**Data to examine**

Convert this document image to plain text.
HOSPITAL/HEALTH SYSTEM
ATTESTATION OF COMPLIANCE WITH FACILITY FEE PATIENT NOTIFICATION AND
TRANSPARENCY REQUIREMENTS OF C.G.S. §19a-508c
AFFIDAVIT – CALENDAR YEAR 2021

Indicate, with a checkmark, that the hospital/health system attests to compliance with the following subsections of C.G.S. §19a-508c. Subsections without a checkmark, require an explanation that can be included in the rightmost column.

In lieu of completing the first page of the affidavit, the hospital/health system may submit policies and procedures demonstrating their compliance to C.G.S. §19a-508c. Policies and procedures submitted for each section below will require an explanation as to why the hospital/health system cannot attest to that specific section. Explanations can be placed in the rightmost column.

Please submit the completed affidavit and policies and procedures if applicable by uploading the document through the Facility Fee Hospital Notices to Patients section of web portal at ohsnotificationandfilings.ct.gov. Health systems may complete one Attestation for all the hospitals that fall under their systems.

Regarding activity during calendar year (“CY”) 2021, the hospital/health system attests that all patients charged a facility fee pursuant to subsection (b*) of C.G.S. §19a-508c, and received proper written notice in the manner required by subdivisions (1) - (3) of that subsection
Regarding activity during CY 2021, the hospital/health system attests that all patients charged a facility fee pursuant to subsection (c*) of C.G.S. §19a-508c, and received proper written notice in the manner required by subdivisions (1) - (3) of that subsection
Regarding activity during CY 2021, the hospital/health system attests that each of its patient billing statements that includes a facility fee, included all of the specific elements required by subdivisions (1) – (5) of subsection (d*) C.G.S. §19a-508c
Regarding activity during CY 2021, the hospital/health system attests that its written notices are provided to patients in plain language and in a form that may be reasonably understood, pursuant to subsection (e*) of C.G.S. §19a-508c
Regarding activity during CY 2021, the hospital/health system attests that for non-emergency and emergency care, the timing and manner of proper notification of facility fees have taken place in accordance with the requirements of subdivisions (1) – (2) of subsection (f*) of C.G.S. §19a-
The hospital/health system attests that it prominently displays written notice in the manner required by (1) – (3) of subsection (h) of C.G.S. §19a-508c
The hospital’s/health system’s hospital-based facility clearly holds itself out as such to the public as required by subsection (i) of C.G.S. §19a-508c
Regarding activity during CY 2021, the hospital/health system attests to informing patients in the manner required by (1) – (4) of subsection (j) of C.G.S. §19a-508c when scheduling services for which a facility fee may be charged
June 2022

**Exercise objective**
Copy every line of the data where "column" is found.

**Answer box**
Indicate, with a checkmark, that the hospital/health system attests to compliance with the following subsections of C.G.S. §19a-508c. Subsections without a checkmark, require an explanation that can be included in the rightmost column.
In lieu of completing the first page of the affidavit, the hospital/health system may submit policies and procedures demonstrating their compliance to C.G.S. §19a-508c. Policies and procedures submitted for each section below will require an explanation as to why the hospital/health system cannot attest to that specific section. Explanations can be placed in the rightmost column.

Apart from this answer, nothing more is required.